[Dataset items]
*-*-*

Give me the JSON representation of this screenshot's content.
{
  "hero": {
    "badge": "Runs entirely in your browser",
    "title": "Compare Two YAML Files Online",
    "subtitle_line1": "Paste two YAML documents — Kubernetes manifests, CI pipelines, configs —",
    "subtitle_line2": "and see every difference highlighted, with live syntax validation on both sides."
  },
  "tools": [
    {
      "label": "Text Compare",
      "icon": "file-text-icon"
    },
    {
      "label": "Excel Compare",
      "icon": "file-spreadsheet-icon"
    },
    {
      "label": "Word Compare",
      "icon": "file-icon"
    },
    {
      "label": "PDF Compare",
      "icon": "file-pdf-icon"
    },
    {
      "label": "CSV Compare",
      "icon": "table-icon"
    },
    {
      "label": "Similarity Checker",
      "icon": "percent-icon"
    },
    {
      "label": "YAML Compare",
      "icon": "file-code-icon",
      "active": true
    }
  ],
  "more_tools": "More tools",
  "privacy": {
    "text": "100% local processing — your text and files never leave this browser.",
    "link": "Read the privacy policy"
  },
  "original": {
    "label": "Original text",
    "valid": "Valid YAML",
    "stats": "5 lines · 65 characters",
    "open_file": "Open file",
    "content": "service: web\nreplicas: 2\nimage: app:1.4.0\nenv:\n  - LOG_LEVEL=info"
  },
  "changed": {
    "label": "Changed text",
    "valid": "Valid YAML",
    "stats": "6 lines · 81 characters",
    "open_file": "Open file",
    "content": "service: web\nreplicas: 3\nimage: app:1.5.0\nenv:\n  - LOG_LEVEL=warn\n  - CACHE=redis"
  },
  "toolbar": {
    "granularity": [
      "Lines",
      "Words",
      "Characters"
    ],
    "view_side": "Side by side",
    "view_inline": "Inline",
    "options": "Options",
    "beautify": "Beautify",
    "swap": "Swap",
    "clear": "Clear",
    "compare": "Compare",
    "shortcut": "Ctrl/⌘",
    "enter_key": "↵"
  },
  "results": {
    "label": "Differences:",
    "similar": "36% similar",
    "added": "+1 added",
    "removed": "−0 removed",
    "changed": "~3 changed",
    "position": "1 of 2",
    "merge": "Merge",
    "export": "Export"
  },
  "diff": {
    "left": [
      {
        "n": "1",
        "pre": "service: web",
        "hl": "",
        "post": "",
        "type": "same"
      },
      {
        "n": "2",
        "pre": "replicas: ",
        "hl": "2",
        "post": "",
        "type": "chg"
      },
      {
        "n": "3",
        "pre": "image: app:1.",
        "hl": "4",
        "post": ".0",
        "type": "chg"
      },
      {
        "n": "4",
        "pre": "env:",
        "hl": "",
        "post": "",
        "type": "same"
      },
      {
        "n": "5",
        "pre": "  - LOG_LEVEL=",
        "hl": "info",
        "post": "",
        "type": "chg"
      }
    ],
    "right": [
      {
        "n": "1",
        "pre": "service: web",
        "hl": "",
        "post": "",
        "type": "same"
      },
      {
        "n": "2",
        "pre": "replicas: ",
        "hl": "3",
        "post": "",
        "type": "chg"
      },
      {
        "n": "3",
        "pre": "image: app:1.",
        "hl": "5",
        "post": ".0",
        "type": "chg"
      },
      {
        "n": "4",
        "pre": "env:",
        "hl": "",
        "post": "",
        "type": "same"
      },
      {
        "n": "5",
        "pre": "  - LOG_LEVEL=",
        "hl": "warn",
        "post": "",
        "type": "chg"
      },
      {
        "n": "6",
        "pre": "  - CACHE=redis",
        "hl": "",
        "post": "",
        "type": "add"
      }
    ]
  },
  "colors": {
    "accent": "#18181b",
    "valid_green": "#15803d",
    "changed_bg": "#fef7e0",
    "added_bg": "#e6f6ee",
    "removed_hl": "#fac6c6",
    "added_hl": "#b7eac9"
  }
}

*-*-*

(AIM OF THE TASK)
Each record above should be output again exactly.

(RESPONSE)
Give me the JSON representation of this screenshot's content.
{
  "hero": {
    "badge": "Runs entirely in your browser",
    "title": "Compare Two YAML Files Online",
    "subtitle_line1": "Paste two YAML documents — Kubernetes manifests, CI pipelines, configs —",
    "subtitle_line2": "and see every difference highlighted, with live syntax validation on both sides."
  },
  "tools": [
    {
      "label": "Text Compare",
      "icon": "file-text-icon"
    },
    {
      "label": "Excel Compare",
      "icon": "file-spreadsheet-icon"
    },
    {
      "label": "Word Compare",
      "icon": "file-icon"
    },
    {
      "label": "PDF Compare",
      "icon": "file-pdf-icon"
    },
    {
      "label": "CSV Compare",
      "icon": "table-icon"
    },
    {
      "label": "Similarity Checker",
      "icon": "percent-icon"
    },
    {
      "label": "YAML Compare",
      "icon": "file-code-icon",
      "active": true
    }
  ],
  "more_tools": "More tools",
  "privacy": {
    "text": "100% local processing — your text and files never leave this browser.",
    "link": "Read the privacy policy"
  },
  "original": {
    "label": "Original text",
    "valid": "Valid YAML",
    "stats": "5 lines · 65 characters",
    "open_file": "Open file",
    "content": "service: web\nreplicas: 2\nimage: app:1.4.0\nenv:\n  - LOG_LEVEL=info"
  },
  "changed": {
    "label": "Changed text",
    "valid": "Valid YAML",
    "stats": "6 lines · 81 characters",
    "open_file": "Open file",
    "content": "service: web\nreplicas: 3\nimage: app:1.5.0\nenv:\n  - LOG_LEVEL=warn\n  - CACHE=redis"
  },
  "toolbar": {
    "granularity": [
      "Lines",
      "Words",
      "Characters"
    ],
    "view_side": "Side by side",
    "view_inline": "Inline",
    "options": "Options",
    "beautify": "Beautify",
    "swap": "Swap",
    "clear": "Clear",
    "compare": "Compare",
    "shortcut": "Ctrl/⌘",
    "enter_key": "↵"
  },
  "results": {
    "label": "Differences:",
    "similar": "36% similar",
    "added": "+1 added",
    "removed": "−0 removed",
    "changed": "~3 changed",
    "position": "1 of 2",
    "merge": "Merge",
    "export": "Export"
  },
  "diff": {
    "left": [
      {
        "n": "1",
        "pre": "service: web",
        "hl": "",
        "post": "",
        "type": "same"
      },
      {
        "n": "2",
        "pre": "replicas: ",
        "hl": "2",
        "post": "",
        "type": "chg"
      },
      {
        "n": "3",
        "pre": "image: app:1.",
        "hl": "4",
        "post": ".0",
        "type": "chg"
      },
      {
        "n": "4",
        "pre": "env:",
        "hl": "",
        "post": "",
        "type": "same"
      },
      {
        "n": "5",
        "pre": "  - LOG_LEVEL=",
        "hl": "info",
        "post": "",
        "type": "chg"
      }
    ],
    "right": [
      {
        "n": "1",
        "pre": "service: web",
        "hl": "",
        "post": "",
        "type": "same"
      },
      {
        "n": "2",
        "pre": "replicas: ",
        "hl": "3",
        "post": "",
        "type": "chg"
      },
      {
        "n": "3",
        "pre": "image: app:1.",
        "hl": "5",
        "post": ".0",
        "type": "chg"
      },
      {
        "n": "4",
        "pre": "env:",
        "hl": "",
        "post": "",
        "type": "same"
      },
      {
        "n": "5",
        "pre": "  - LOG_LEVEL=",
        "hl": "warn",
        "post": "",
        "type": "chg"
      },
      {
        "n": "6",
        "pre": "  - CACHE=redis",
        "hl": "",
        "post": "",
        "type": "add"
      }
    ]
  },
  "colors": {
    "accent": "#18181b",
    "valid_green": "#15803d",
    "changed_bg": "#fef7e0",
    "added_bg": "#e6f6ee",
    "removed_hl": "#fac6c6",
    "added_hl": "#b7eac9"
  }
}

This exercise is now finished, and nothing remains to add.